> _BRIEF_: Give the number of lines below that contain "avondklok", with no other output.
Begin DATA SUPPLIED
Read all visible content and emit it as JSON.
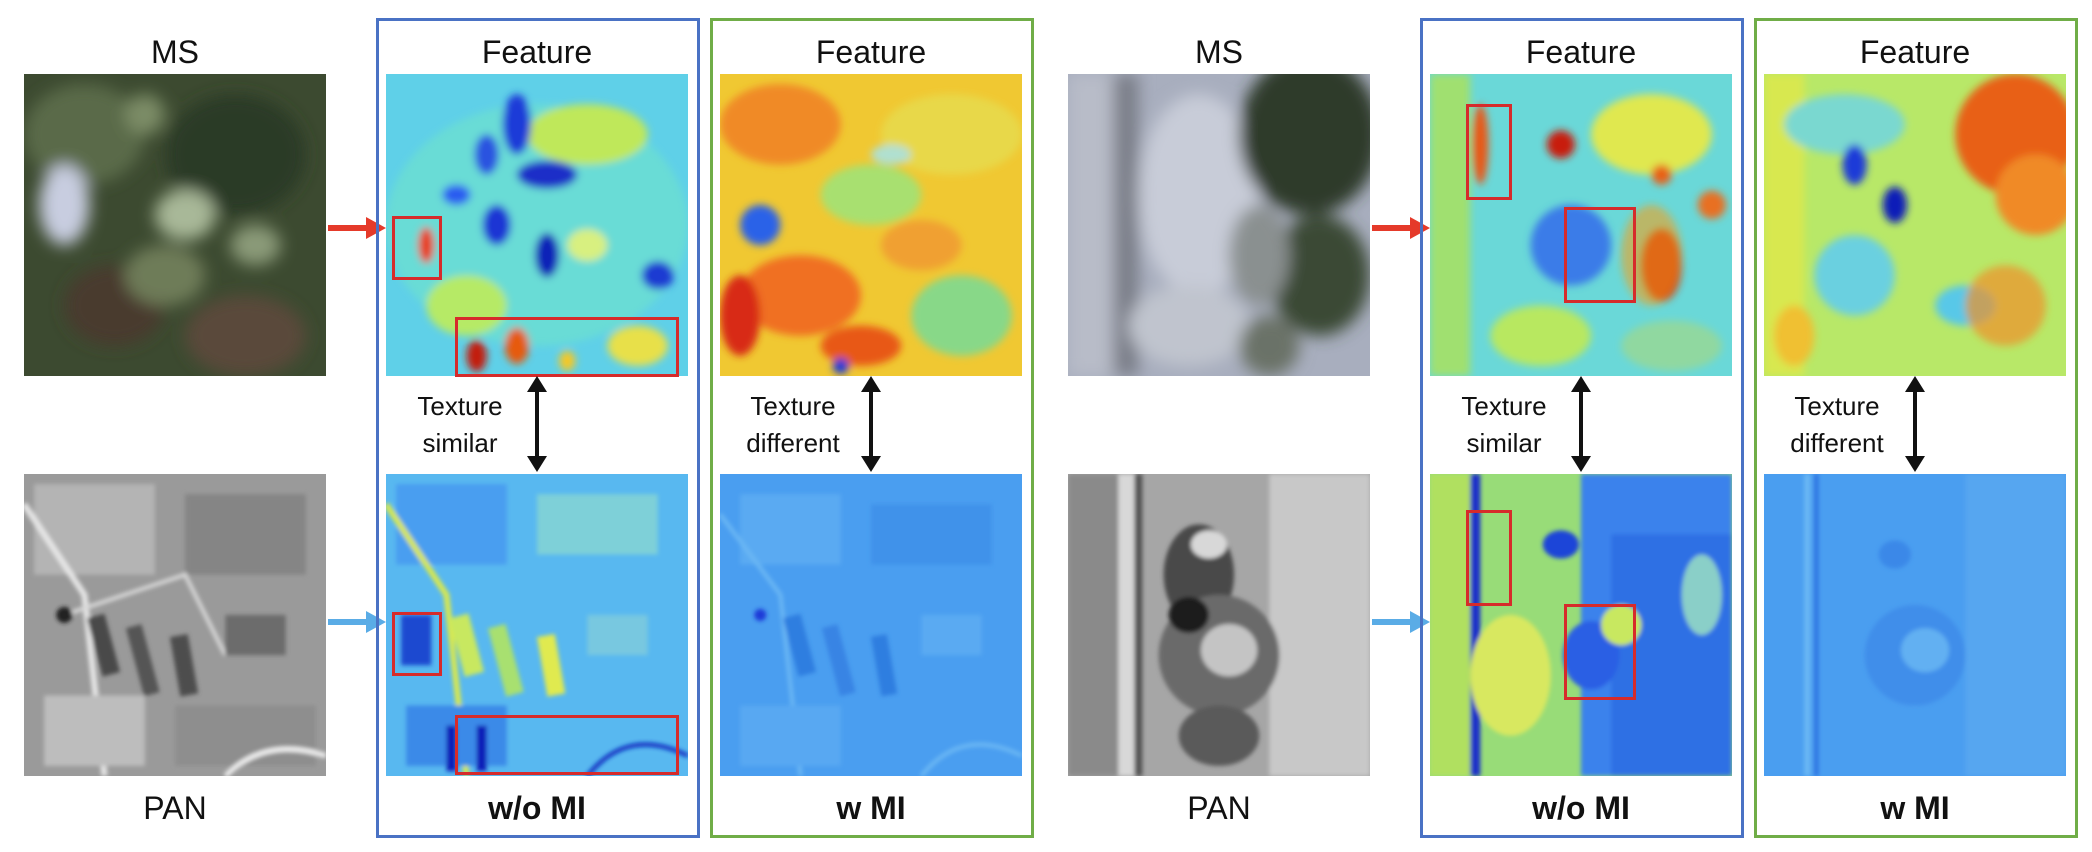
{
  "labels": {
    "ms": "MS",
    "pan": "PAN",
    "feature": "Feature",
    "wo_mi": "w/o MI",
    "w_mi": "w MI",
    "texture": "Texture",
    "similar": "similar",
    "different": "different"
  },
  "colors": {
    "blue_box": "#4a72c4",
    "green_box": "#70ad47",
    "highlight": "#d62b2b",
    "arrow_red": "#e53a2a",
    "arrow_blue": "#5aace6"
  }
}
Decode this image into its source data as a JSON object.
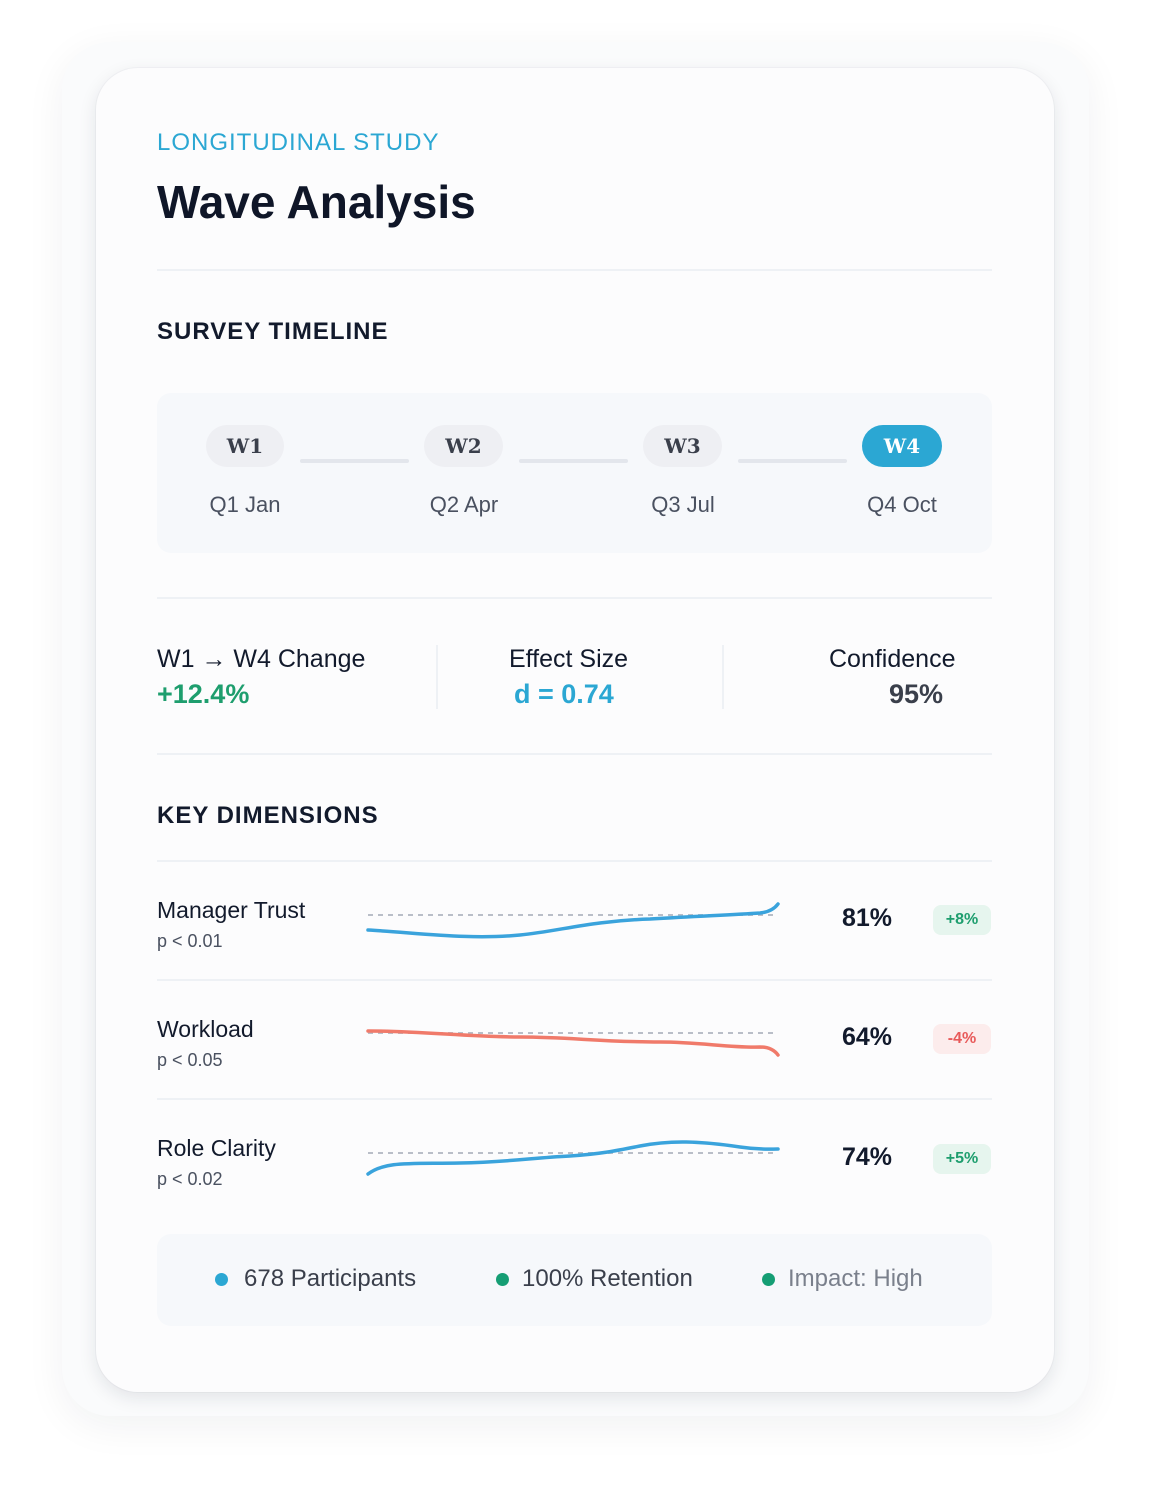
{
  "header": {
    "eyebrow": "LONGITUDINAL STUDY",
    "title": "Wave Analysis"
  },
  "timeline": {
    "section_label": "SURVEY TIMELINE",
    "waves": [
      {
        "label": "W1",
        "date": "Q1 Jan",
        "active": false
      },
      {
        "label": "W2",
        "date": "Q2 Apr",
        "active": false
      },
      {
        "label": "W3",
        "date": "Q3 Jul",
        "active": false
      },
      {
        "label": "W4",
        "date": "Q4 Oct",
        "active": true
      }
    ]
  },
  "stats": {
    "change_label": "W1 → W4 Change",
    "change_value": "+12.4%",
    "effect_label": "Effect Size",
    "effect_value": "d = 0.74",
    "confidence_label": "Confidence",
    "confidence_value": "95%"
  },
  "dimensions": {
    "section_label": "KEY DIMENSIONS",
    "items": [
      {
        "name": "Manager Trust",
        "p": "p < 0.01",
        "pct": "81%",
        "delta": "+8%",
        "trend": "up"
      },
      {
        "name": "Workload",
        "p": "p < 0.05",
        "pct": "64%",
        "delta": "-4%",
        "trend": "down"
      },
      {
        "name": "Role Clarity",
        "p": "p < 0.02",
        "pct": "74%",
        "delta": "+5%",
        "trend": "up"
      }
    ]
  },
  "footer": {
    "participants": "678 Participants",
    "retention": "100% Retention",
    "impact": "Impact: High"
  },
  "colors": {
    "accent": "#2ba7d3",
    "positive": "#1e9e6e",
    "negative": "#f07a6a",
    "text": "#121a2c"
  }
}
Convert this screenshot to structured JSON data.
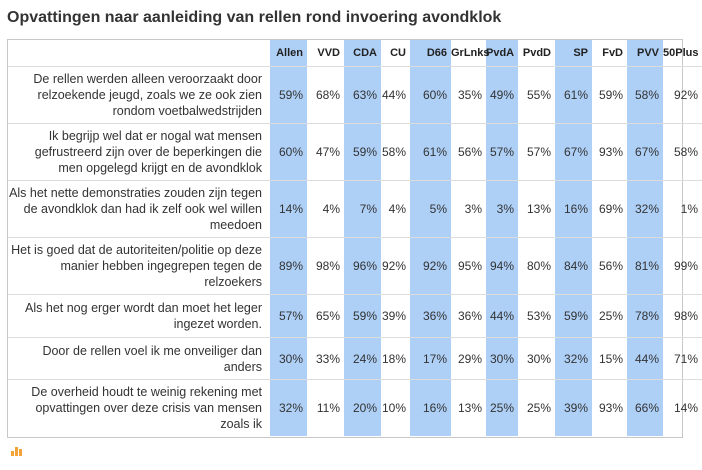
{
  "chart_data": {
    "type": "table",
    "title": "Opvattingen naar aanleiding van rellen rond invoering avondklok",
    "columns": [
      "Allen",
      "VVD",
      "CDA",
      "CU",
      "D66",
      "GrLnks",
      "PvdA",
      "PvdD",
      "SP",
      "FvD",
      "PVV",
      "50Plus"
    ],
    "highlighted_columns": [
      "Allen",
      "CDA",
      "D66",
      "PvdA",
      "SP",
      "PVV"
    ],
    "highlight_color": "#aed0f7",
    "rows": [
      {
        "statement": "De rellen werden alleen veroorzaakt door relzoekende jeugd, zoals we ze ook zien rondom voetbalwedstrijden",
        "values": [
          "59%",
          "68%",
          "63%",
          "44%",
          "60%",
          "35%",
          "49%",
          "55%",
          "61%",
          "59%",
          "58%",
          "92%"
        ]
      },
      {
        "statement": "Ik begrijp wel dat er nogal wat mensen gefrustreerd zijn over de beperkingen die men opgelegd krijgt en de avondklok",
        "values": [
          "60%",
          "47%",
          "59%",
          "58%",
          "61%",
          "56%",
          "57%",
          "57%",
          "67%",
          "93%",
          "67%",
          "58%"
        ]
      },
      {
        "statement": "Als het nette demonstraties zouden zijn tegen de avondklok dan had ik zelf ook wel willen meedoen",
        "values": [
          "14%",
          "4%",
          "7%",
          "4%",
          "5%",
          "3%",
          "3%",
          "13%",
          "16%",
          "69%",
          "32%",
          "1%"
        ]
      },
      {
        "statement": "Het is goed dat de autoriteiten/politie op deze manier hebben ingegrepen tegen de relzoekers",
        "values": [
          "89%",
          "98%",
          "96%",
          "92%",
          "92%",
          "95%",
          "94%",
          "80%",
          "84%",
          "56%",
          "81%",
          "99%"
        ]
      },
      {
        "statement": "Als het nog erger wordt dan moet het leger ingezet worden.",
        "values": [
          "57%",
          "65%",
          "59%",
          "39%",
          "36%",
          "36%",
          "44%",
          "53%",
          "59%",
          "25%",
          "78%",
          "98%"
        ]
      },
      {
        "statement": "Door de rellen voel ik me onveiliger dan anders",
        "values": [
          "30%",
          "33%",
          "24%",
          "18%",
          "17%",
          "29%",
          "30%",
          "30%",
          "32%",
          "15%",
          "44%",
          "71%"
        ]
      },
      {
        "statement": "De overheid houdt te weinig rekening met opvattingen over deze crisis van mensen zoals ik",
        "values": [
          "32%",
          "11%",
          "20%",
          "10%",
          "16%",
          "13%",
          "25%",
          "25%",
          "39%",
          "93%",
          "66%",
          "14%"
        ]
      }
    ]
  },
  "logo": {
    "name": "chart-logo-icon",
    "color": "#f3a33a"
  }
}
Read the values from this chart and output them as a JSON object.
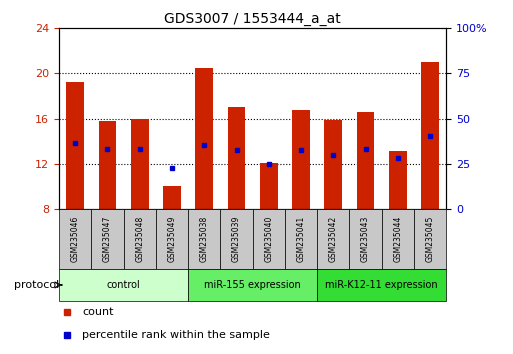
{
  "title": "GDS3007 / 1553444_a_at",
  "samples": [
    "GSM235046",
    "GSM235047",
    "GSM235048",
    "GSM235049",
    "GSM235038",
    "GSM235039",
    "GSM235040",
    "GSM235041",
    "GSM235042",
    "GSM235043",
    "GSM235044",
    "GSM235045"
  ],
  "bar_bottoms": [
    8,
    8,
    8,
    8,
    8,
    8,
    8,
    8,
    8,
    8,
    8,
    8
  ],
  "bar_tops": [
    19.2,
    15.8,
    16.0,
    10.0,
    20.5,
    17.0,
    12.1,
    16.8,
    15.9,
    16.6,
    13.1,
    21.0
  ],
  "blue_positions": [
    13.8,
    13.3,
    13.3,
    11.6,
    13.7,
    13.2,
    12.0,
    13.2,
    12.8,
    13.3,
    12.5,
    14.5
  ],
  "bar_color": "#cc2200",
  "blue_color": "#0000cc",
  "ylim_left": [
    8,
    24
  ],
  "ylim_right": [
    0,
    100
  ],
  "yticks_left": [
    8,
    12,
    16,
    20,
    24
  ],
  "yticks_right": [
    0,
    25,
    50,
    75,
    100
  ],
  "ytick_labels_right": [
    "0",
    "25",
    "50",
    "75",
    "100%"
  ],
  "groups": [
    {
      "label": "control",
      "start": 0,
      "end": 4,
      "color": "#ccffcc"
    },
    {
      "label": "miR-155 expression",
      "start": 4,
      "end": 8,
      "color": "#66ee66"
    },
    {
      "label": "miR-K12-11 expression",
      "start": 8,
      "end": 12,
      "color": "#33dd33"
    }
  ],
  "protocol_label": "protocol",
  "legend_count_color": "#cc2200",
  "legend_percentile_color": "#0000cc",
  "background_color": "#ffffff",
  "bar_width": 0.55,
  "gray_color": "#c8c8c8"
}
End DATA SUPPLIED
> _SOLUTION TO THIS EXERCISE_: 3